━━━ Records for this task

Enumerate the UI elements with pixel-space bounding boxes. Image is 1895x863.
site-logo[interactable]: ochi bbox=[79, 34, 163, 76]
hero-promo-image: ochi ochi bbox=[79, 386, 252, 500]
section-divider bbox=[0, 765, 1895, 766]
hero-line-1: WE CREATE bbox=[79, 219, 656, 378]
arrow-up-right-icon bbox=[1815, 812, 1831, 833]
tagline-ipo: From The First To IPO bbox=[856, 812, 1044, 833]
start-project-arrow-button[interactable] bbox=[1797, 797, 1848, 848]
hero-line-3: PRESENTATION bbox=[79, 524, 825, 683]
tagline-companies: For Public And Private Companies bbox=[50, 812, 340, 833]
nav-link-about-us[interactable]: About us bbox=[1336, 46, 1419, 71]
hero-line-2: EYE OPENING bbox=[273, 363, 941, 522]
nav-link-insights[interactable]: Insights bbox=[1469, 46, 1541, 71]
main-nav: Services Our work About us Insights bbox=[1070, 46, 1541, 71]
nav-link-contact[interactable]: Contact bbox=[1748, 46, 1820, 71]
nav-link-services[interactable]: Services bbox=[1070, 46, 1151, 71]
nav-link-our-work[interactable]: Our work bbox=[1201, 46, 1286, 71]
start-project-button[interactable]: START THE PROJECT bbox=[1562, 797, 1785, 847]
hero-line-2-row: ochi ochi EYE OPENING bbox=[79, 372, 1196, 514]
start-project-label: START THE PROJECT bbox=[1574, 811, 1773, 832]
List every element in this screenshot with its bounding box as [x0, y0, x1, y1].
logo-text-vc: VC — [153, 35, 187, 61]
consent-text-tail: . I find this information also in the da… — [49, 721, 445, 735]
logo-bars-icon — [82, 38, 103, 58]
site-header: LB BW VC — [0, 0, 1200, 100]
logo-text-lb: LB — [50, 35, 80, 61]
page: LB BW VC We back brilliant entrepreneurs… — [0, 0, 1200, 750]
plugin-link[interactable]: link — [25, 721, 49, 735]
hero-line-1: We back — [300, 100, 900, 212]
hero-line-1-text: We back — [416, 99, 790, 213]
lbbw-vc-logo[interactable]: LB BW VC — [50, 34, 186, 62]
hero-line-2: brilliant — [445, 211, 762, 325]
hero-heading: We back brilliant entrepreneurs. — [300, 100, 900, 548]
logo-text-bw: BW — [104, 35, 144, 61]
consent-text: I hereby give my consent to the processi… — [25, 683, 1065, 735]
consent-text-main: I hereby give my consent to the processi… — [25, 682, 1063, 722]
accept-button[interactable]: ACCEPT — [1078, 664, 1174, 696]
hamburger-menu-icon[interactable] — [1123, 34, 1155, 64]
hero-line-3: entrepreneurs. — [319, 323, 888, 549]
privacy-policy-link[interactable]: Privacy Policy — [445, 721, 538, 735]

━━━━━━

_Required task:_ Rewrite the listing from its first line through the line holding "page: LB BW", inclusive, as a Markdown table with the columns Row and Line. Number the rows and skip any blank lines.

_Response to this task:_
| Row | Line |
|---|---|
| 1 | Enumerate the UI elements with pixel-space bounding boxes. Image is 1895x863. |
| 2 | site-logo[interactable]: ochi bbox=[79, 34, 163, 76] |
| 3 | hero-promo-image: ochi ochi bbox=[79, 386, 252, 500] |
| 4 | section-divider bbox=[0, 765, 1895, 766] |
| 5 | hero-line-1: WE CREATE bbox=[79, 219, 656, 378] |
| 6 | arrow-up-right-icon bbox=[1815, 812, 1831, 833] |
| 7 | tagline-ipo: From The First To IPO bbox=[856, 812, 1044, 833] |
| 8 | start-project-arrow-button[interactable] bbox=[1797, 797, 1848, 848] |
| 9 | hero-line-3: PRESENTATION bbox=[79, 524, 825, 683] |
| 10 | tagline-companies: For Public And Private Companies bbox=[50, 812, 340, 833] |
| 11 | nav-link-about-us[interactable]: About us bbox=[1336, 46, 1419, 71] |
| 12 | hero-line-2: EYE OPENING bbox=[273, 363, 941, 522] |
| 13 | nav-link-insights[interactable]: Insights bbox=[1469, 46, 1541, 71] |
| 14 | main-nav: Services Our work About us Insights bbox=[1070, 46, 1541, 71] |
| 15 | nav-link-contact[interactable]: Contact bbox=[1748, 46, 1820, 71] |
| 16 | nav-link-services[interactable]: Services bbox=[1070, 46, 1151, 71] |
| 17 | nav-link-our-work[interactable]: Our work bbox=[1201, 46, 1286, 71] |
| 18 | start-project-button[interactable]: START THE PROJECT bbox=[1562, 797, 1785, 847] |
| 19 | hero-line-2-row: ochi ochi EYE OPENING bbox=[79, 372, 1196, 514] |
| 20 | start-project-label: START THE PROJECT bbox=[1574, 811, 1773, 832] |
| 21 | List every element in this screenshot with its bounding box as [x0, y0, x1, y1]. |
| 22 | logo-text-vc: VC — [153, 35, 187, 61] |
| 23 | consent-text-tail: . I find this information also in the da… — [49, 721, 445, 735] |
| 24 | logo-bars-icon — [82, 38, 103, 58] |
| 25 | site-header: LB BW VC — [0, 0, 1200, 100] |
| 26 | logo-text-lb: LB — [50, 35, 80, 61] |
| 27 | page: LB BW VC We back brilliant entrepreneurs… — [0, 0, 1200, 750] |